Records shown →
= = = =
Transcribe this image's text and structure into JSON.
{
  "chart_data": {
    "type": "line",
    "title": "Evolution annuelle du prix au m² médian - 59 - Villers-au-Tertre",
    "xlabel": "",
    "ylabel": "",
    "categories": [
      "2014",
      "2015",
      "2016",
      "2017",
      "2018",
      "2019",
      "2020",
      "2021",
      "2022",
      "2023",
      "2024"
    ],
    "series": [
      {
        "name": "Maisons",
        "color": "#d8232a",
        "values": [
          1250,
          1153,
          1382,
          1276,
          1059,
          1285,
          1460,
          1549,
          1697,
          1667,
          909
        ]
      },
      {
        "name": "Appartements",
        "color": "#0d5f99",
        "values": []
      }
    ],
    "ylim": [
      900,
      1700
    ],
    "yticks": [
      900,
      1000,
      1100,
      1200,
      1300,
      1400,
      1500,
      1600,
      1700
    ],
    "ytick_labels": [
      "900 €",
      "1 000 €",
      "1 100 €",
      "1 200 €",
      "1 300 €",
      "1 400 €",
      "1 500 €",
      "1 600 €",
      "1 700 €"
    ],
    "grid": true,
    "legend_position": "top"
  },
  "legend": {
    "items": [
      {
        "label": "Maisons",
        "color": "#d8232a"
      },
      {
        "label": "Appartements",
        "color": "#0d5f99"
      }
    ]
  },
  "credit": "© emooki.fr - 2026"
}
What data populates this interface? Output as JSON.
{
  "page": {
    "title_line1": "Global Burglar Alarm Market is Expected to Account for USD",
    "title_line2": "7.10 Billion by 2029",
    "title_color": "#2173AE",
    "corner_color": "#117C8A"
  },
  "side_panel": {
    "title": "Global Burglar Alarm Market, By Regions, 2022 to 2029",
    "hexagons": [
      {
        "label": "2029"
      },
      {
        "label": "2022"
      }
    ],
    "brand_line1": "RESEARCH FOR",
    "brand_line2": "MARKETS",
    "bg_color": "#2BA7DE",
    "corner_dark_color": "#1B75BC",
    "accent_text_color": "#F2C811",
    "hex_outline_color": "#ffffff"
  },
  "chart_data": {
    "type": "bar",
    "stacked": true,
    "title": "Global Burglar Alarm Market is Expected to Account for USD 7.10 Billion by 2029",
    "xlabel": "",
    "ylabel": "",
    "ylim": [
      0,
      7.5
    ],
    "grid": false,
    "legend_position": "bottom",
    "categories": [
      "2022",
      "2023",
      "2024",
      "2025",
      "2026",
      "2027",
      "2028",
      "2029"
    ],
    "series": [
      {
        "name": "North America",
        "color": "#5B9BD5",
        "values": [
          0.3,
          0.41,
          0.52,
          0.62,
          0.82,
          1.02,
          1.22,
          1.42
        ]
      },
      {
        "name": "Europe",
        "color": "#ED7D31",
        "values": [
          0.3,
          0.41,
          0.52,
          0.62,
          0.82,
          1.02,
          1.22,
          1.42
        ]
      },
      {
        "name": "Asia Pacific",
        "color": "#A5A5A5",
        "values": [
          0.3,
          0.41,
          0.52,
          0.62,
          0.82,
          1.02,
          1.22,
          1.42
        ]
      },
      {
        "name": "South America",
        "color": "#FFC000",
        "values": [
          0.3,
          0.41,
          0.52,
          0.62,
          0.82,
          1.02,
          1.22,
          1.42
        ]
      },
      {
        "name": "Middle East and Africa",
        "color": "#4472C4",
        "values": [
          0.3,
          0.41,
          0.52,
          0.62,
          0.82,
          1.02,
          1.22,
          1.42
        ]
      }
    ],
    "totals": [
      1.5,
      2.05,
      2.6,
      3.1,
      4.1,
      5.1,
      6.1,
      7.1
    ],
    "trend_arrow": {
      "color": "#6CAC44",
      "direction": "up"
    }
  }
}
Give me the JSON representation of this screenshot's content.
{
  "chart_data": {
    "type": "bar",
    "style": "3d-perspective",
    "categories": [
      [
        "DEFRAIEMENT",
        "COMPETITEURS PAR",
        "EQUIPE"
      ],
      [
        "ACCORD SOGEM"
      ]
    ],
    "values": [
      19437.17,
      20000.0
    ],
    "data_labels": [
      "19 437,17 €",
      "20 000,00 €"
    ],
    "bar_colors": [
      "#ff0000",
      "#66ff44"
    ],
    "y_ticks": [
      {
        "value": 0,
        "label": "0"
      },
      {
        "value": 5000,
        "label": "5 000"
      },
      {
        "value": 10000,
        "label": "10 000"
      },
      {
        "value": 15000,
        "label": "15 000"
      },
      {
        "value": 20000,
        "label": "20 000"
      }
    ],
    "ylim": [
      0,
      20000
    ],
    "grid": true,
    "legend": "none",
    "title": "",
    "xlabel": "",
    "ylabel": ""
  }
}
= = = =
Exercise details →
Everything in the listing above should be restated exactly.

Solution →
Transcribe this image's text and structure into JSON.
{
  "chart_data": {
    "type": "line",
    "title": "Evolution annuelle du prix au m² médian - 59 - Villers-au-Tertre",
    "xlabel": "",
    "ylabel": "",
    "categories": [
      "2014",
      "2015",
      "2016",
      "2017",
      "2018",
      "2019",
      "2020",
      "2021",
      "2022",
      "2023",
      "2024"
    ],
    "series": [
      {
        "name": "Maisons",
        "color": "#d8232a",
        "values": [
          1250,
          1153,
          1382,
          1276,
          1059,
          1285,
          1460,
          1549,
          1697,
          1667,
          909
        ]
      },
      {
        "name": "Appartements",
        "color": "#0d5f99",
        "values": []
      }
    ],
    "ylim": [
      900,
      1700
    ],
    "yticks": [
      900,
      1000,
      1100,
      1200,
      1300,
      1400,
      1500,
      1600,
      1700
    ],
    "ytick_labels": [
      "900 €",
      "1 000 €",
      "1 100 €",
      "1 200 €",
      "1 300 €",
      "1 400 €",
      "1 500 €",
      "1 600 €",
      "1 700 €"
    ],
    "grid": true,
    "legend_position": "top"
  },
  "legend": {
    "items": [
      {
        "label": "Maisons",
        "color": "#d8232a"
      },
      {
        "label": "Appartements",
        "color": "#0d5f99"
      }
    ]
  },
  "credit": "© emooki.fr - 2026"
}
What data populates this interface? Output as JSON.
{
  "page": {
    "title_line1": "Global Burglar Alarm Market is Expected to Account for USD",
    "title_line2": "7.10 Billion by 2029",
    "title_color": "#2173AE",
    "corner_color": "#117C8A"
  },
  "side_panel": {
    "title": "Global Burglar Alarm Market, By Regions, 2022 to 2029",
    "hexagons": [
      {
        "label": "2029"
      },
      {
        "label": "2022"
      }
    ],
    "brand_line1": "RESEARCH FOR",
    "brand_line2": "MARKETS",
    "bg_color": "#2BA7DE",
    "corner_dark_color": "#1B75BC",
    "accent_text_color": "#F2C811",
    "hex_outline_color": "#ffffff"
  },
  "chart_data": {
    "type": "bar",
    "stacked": true,
    "title": "Global Burglar Alarm Market is Expected to Account for USD 7.10 Billion by 2029",
    "xlabel": "",
    "ylabel": "",
    "ylim": [
      0,
      7.5
    ],
    "grid": false,
    "legend_position": "bottom",
    "categories": [
      "2022",
      "2023",
      "2024",
      "2025",
      "2026",
      "2027",
      "2028",
      "2029"
    ],
    "series": [
      {
        "name": "North America",
        "color": "#5B9BD5",
        "values": [
          0.3,
          0.41,
          0.52,
          0.62,
          0.82,
          1.02,
          1.22,
          1.42
        ]
      },
      {
        "name": "Europe",
        "color": "#ED7D31",
        "values": [
          0.3,
          0.41,
          0.52,
          0.62,
          0.82,
          1.02,
          1.22,
          1.42
        ]
      },
      {
        "name": "Asia Pacific",
        "color": "#A5A5A5",
        "values": [
          0.3,
          0.41,
          0.52,
          0.62,
          0.82,
          1.02,
          1.22,
          1.42
        ]
      },
      {
        "name": "South America",
        "color": "#FFC000",
        "values": [
          0.3,
          0.41,
          0.52,
          0.62,
          0.82,
          1.02,
          1.22,
          1.42
        ]
      },
      {
        "name": "Middle East and Africa",
        "color": "#4472C4",
        "values": [
          0.3,
          0.41,
          0.52,
          0.62,
          0.82,
          1.02,
          1.22,
          1.42
        ]
      }
    ],
    "totals": [
      1.5,
      2.05,
      2.6,
      3.1,
      4.1,
      5.1,
      6.1,
      7.1
    ],
    "trend_arrow": {
      "color": "#6CAC44",
      "direction": "up"
    }
  }
}
Give me the JSON representation of this screenshot's content.
{
  "chart_data": {
    "type": "bar",
    "style": "3d-perspective",
    "categories": [
      [
        "DEFRAIEMENT",
        "COMPETITEURS PAR",
        "EQUIPE"
      ],
      [
        "ACCORD SOGEM"
      ]
    ],
    "values": [
      19437.17,
      20000.0
    ],
    "data_labels": [
      "19 437,17 €",
      "20 000,00 €"
    ],
    "bar_colors": [
      "#ff0000",
      "#66ff44"
    ],
    "y_ticks": [
      {
        "value": 0,
        "label": "0"
      },
      {
        "value": 5000,
        "label": "5 000"
      },
      {
        "value": 10000,
        "label": "10 000"
      },
      {
        "value": 15000,
        "label": "15 000"
      },
      {
        "value": 20000,
        "label": "20 000"
      }
    ],
    "ylim": [
      0,
      20000
    ],
    "grid": true,
    "legend": "none",
    "title": "",
    "xlabel": "",
    "ylabel": ""
  }
}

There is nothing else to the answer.